▶ _SUPPLIED PASSAGE_:
○ ○ ○ ○

Sarah Schlanger at (505) 438-7454, or
Mel Lloyd at (970) 244-3097

 

Management Planning for the Old Spanish Trail Now Under Way

SANTA FE, NM - The Bureau of Land Management and National Park Service are seeking public input in developing a management plan for the Old Spanish National Historic Trail. Designated as part of the National Trails System in 2002, the trail route crosses six western states – New Mexico, Colorado, Utah, Arizona, Nevada, and California – and links some of the West’s oldest communities from Santa Fe, New Mexico, to Los Angeles, California.

Twenty public meetings will be held along the trail route, beginning in New Mexico and Colorado communities in February, and continuing in Arizona, Nevada, Utah and California through mid-May. Everyone with an interest in the trail and its history, possibilities for recreation and heritage preservation, or resources and opportunities along the route are encouraged to attend one or more of the scoping meetings.

One of four public meetings in Colorado will be held in Gunnison, March 2, at the Fred R. Field Heritage Center, 275 South Spruce Street, 5:30-7:30 p.m.

○ ○ ○ ○

▶ _SUPPLIED INFORMATION_:
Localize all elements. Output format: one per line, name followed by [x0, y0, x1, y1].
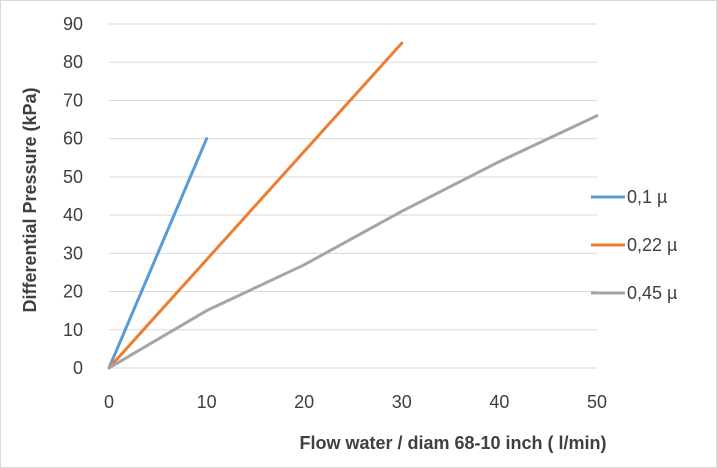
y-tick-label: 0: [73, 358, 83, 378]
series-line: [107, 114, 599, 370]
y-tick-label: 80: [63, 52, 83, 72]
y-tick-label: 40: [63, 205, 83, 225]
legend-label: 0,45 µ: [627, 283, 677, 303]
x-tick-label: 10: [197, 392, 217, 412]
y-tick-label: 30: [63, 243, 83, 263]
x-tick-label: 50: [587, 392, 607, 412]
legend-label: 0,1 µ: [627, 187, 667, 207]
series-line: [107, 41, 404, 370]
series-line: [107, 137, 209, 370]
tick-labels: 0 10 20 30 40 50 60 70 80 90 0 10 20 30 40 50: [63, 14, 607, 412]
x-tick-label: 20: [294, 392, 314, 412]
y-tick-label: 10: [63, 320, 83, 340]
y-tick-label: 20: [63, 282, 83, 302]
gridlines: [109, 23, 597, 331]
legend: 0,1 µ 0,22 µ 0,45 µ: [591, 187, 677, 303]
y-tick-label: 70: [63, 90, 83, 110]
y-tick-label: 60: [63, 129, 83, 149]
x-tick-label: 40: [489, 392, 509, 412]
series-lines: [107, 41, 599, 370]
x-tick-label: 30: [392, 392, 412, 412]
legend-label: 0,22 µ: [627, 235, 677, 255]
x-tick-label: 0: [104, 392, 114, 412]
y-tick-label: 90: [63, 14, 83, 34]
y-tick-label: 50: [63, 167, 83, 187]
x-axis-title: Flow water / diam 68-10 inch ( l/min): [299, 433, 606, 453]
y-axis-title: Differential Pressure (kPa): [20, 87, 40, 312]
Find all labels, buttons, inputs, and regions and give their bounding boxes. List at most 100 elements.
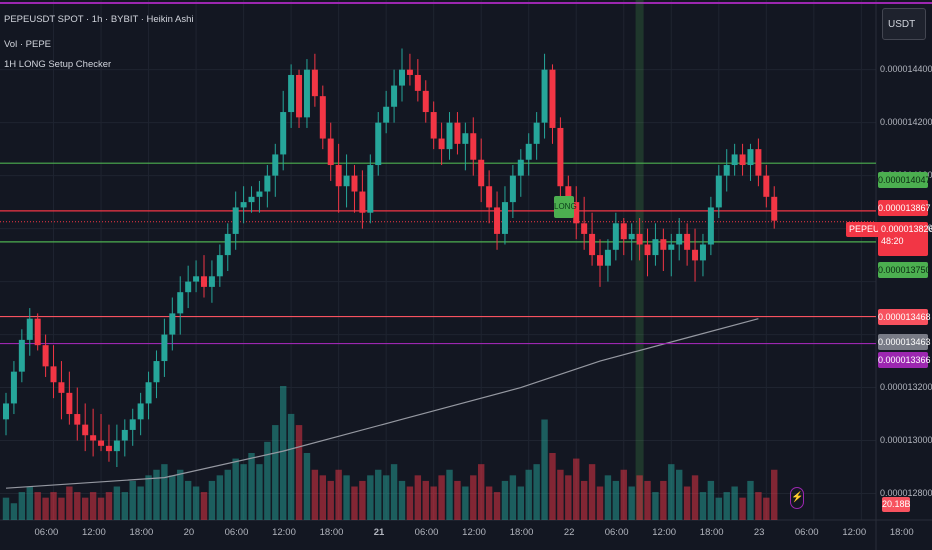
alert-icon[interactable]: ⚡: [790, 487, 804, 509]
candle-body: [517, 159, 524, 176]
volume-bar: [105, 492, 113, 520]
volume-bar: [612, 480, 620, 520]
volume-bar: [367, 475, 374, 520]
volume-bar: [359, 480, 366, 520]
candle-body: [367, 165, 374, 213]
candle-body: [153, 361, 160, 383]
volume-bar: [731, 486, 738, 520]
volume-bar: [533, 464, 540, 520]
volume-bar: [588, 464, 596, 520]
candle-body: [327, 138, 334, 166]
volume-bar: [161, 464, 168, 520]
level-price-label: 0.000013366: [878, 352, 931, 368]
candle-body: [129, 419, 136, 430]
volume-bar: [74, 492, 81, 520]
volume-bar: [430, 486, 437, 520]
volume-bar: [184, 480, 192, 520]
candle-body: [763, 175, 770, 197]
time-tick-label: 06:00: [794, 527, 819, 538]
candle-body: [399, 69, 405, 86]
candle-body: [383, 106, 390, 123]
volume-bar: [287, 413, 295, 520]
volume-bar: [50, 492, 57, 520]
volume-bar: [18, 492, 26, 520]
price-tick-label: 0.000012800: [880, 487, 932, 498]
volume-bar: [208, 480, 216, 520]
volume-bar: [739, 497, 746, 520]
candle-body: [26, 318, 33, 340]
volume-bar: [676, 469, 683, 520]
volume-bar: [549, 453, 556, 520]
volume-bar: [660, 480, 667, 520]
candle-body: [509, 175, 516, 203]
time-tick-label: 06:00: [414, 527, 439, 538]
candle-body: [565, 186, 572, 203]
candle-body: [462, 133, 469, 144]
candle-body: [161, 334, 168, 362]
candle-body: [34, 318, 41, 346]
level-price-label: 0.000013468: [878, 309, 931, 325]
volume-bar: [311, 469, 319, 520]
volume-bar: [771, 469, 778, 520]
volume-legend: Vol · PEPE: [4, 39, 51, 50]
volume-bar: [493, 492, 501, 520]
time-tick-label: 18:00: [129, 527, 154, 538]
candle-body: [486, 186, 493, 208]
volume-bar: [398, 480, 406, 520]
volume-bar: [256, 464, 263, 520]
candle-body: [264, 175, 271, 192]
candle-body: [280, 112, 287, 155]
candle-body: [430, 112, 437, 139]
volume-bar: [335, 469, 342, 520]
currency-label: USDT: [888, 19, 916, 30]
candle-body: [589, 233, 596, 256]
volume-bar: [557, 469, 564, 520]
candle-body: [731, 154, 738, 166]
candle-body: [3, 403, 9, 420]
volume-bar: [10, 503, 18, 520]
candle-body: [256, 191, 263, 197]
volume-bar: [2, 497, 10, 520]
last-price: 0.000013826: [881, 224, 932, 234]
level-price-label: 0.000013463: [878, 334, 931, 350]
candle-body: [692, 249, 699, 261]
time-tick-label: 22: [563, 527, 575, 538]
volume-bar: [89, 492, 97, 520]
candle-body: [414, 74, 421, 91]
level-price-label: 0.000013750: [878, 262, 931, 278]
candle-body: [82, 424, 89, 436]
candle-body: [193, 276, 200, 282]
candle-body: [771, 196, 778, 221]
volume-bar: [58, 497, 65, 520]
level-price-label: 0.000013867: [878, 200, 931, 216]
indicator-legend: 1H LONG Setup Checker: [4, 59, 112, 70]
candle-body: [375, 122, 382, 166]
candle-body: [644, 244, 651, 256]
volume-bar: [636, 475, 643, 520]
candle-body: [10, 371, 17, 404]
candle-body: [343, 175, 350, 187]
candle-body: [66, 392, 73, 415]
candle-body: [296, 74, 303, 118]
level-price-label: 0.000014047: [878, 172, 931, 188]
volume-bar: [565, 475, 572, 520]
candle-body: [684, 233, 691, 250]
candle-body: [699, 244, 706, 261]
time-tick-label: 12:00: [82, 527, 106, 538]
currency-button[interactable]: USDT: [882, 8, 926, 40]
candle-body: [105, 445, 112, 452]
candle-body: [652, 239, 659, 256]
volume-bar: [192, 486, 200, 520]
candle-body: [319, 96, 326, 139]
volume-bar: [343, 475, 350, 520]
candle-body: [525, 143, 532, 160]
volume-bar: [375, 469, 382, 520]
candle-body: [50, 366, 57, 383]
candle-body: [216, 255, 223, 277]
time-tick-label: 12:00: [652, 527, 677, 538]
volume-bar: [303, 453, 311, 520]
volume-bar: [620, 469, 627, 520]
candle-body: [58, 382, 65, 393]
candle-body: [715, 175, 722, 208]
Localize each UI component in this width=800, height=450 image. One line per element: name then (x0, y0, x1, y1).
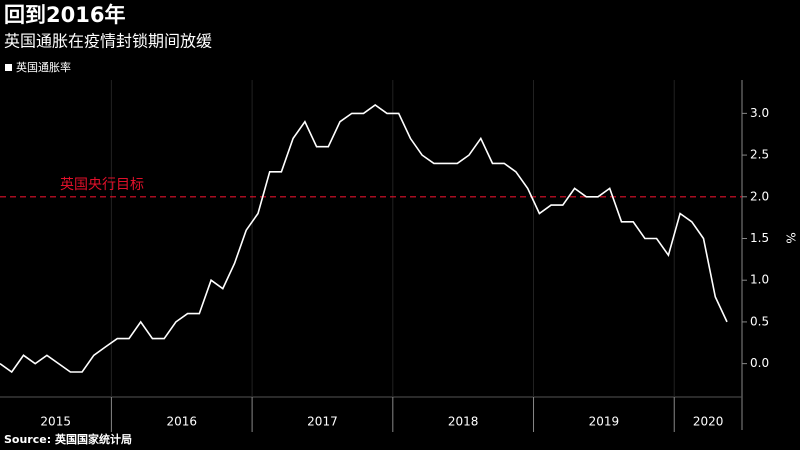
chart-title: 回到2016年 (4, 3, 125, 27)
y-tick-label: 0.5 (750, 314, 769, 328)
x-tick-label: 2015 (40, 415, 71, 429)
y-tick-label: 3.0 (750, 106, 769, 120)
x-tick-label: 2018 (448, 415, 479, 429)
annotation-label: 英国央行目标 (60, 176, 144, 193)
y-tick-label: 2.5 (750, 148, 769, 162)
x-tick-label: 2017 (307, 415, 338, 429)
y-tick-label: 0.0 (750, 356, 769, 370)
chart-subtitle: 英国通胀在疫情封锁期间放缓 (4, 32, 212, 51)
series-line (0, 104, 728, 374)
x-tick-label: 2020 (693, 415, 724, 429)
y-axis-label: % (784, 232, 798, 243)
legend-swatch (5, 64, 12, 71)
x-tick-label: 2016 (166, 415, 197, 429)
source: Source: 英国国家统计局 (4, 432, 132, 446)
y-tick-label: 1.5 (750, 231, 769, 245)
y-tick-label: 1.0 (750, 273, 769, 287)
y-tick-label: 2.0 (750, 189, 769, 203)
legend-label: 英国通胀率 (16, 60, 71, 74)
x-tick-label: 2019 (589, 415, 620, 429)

○ ○ ○ ○

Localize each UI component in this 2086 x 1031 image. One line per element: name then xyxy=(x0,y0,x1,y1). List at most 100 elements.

○ ○ ○ ○

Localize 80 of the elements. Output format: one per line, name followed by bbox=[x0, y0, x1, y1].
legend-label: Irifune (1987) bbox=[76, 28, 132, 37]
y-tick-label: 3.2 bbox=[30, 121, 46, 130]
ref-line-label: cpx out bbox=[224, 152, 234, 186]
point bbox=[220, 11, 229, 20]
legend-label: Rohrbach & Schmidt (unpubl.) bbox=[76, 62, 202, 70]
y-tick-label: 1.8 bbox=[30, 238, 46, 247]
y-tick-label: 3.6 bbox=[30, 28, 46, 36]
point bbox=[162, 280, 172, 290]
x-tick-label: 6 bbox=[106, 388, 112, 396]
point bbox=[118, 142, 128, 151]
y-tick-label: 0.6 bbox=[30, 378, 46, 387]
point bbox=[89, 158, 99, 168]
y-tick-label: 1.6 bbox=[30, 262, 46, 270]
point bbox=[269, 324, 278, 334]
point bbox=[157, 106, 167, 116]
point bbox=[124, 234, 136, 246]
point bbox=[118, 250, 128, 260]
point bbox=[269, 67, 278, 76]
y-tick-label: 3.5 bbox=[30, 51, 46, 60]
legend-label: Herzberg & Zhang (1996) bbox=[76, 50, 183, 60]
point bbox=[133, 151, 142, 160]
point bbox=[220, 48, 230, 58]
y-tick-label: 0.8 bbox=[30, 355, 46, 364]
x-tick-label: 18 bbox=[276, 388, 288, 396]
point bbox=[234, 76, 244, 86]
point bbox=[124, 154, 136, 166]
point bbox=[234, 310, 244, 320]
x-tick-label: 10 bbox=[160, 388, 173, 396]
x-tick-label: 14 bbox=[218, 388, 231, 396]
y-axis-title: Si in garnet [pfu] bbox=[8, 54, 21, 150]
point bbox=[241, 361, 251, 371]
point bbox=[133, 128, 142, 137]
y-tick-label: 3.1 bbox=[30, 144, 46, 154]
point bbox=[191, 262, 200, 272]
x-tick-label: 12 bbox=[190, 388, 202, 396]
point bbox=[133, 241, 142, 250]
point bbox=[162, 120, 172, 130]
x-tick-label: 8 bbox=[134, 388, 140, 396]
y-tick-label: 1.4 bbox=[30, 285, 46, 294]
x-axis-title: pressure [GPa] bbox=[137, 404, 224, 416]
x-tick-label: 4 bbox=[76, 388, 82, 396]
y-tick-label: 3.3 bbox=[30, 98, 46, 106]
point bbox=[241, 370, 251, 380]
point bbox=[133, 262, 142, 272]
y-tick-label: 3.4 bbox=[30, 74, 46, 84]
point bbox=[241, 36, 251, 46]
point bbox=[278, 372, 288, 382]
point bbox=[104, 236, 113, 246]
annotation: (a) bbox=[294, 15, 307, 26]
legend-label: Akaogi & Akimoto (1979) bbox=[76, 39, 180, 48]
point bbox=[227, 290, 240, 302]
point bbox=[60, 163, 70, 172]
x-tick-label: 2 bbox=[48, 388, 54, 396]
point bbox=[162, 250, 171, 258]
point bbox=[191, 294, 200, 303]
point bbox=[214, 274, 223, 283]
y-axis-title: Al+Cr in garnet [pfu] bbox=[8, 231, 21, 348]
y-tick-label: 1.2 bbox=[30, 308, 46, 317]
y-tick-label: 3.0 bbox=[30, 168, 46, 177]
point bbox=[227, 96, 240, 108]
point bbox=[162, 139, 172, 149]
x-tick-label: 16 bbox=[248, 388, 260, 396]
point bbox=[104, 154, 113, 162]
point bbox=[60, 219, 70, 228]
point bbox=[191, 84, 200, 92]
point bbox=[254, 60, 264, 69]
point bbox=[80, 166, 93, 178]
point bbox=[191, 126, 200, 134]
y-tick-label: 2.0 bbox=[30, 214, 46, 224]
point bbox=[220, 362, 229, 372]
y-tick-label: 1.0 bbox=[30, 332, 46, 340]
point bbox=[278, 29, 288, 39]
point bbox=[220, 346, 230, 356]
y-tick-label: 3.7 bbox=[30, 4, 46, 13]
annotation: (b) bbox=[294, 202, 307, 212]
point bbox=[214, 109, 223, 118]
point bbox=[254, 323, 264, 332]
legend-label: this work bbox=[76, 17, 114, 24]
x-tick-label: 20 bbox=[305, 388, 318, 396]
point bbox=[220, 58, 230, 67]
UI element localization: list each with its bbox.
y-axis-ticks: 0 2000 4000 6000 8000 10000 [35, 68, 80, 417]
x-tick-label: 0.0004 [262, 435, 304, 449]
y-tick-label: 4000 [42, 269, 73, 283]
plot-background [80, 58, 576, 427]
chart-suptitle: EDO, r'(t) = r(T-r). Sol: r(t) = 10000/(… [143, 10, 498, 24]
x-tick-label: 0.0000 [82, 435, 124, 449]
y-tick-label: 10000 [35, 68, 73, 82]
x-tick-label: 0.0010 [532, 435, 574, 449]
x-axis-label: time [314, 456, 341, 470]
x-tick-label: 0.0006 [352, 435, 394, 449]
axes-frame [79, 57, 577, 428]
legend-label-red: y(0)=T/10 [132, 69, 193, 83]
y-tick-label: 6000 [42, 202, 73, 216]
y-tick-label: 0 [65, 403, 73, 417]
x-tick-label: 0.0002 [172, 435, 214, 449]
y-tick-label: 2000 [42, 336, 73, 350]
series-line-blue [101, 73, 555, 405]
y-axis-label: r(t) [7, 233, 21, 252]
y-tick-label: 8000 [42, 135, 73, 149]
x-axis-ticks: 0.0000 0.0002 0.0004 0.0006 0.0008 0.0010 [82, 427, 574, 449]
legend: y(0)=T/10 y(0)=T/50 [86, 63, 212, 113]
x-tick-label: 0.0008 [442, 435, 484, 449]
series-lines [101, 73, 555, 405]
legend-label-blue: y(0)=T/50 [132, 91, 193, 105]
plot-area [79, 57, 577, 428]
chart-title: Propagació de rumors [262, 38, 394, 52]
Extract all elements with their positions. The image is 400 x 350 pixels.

○ ○ ○ ○

▶ _WHAT THIS TASK INVOLVES_: Continue the press release on management planning for the Old Spanish National Historic Trail, picking up right after its last sentence.

▶ _EXERCISE RESULT_:
The public is also invited to submit comments in writing, by email or through the webpage, http://parkplanning.nps.gov, at any time through May 17, 2006. Written comments and email should be addressed to Sarah Schlanger, New Mexico State Office, Bureau of Land Management, PO Box 27115, Santa Fe, NM 87502, Sarah_Schlanger@blm.gov, or to Aaron Mahr, National Park Service, P.O. Box 728, Santa Fe, NM 87504, aaron_mahr@nps.gov.

Some of the more remote sections of the Old Spanish Trail still can be walked, ridden on horseback or bicycle, or followed by wagon or jeep. Other parts of the route are now beneath or alongside some of our busiest highways. The management plan will describe how the surviving elements of the Old Spanish Trail—the route, the landscape, and the historic places—will be developed to preserve trail resources, provide access to trail sites, and tell the story of the trail and its role in American history. The full meeting schedule is posted at www.nps.gov/olsp and at www.nm.blm.gov.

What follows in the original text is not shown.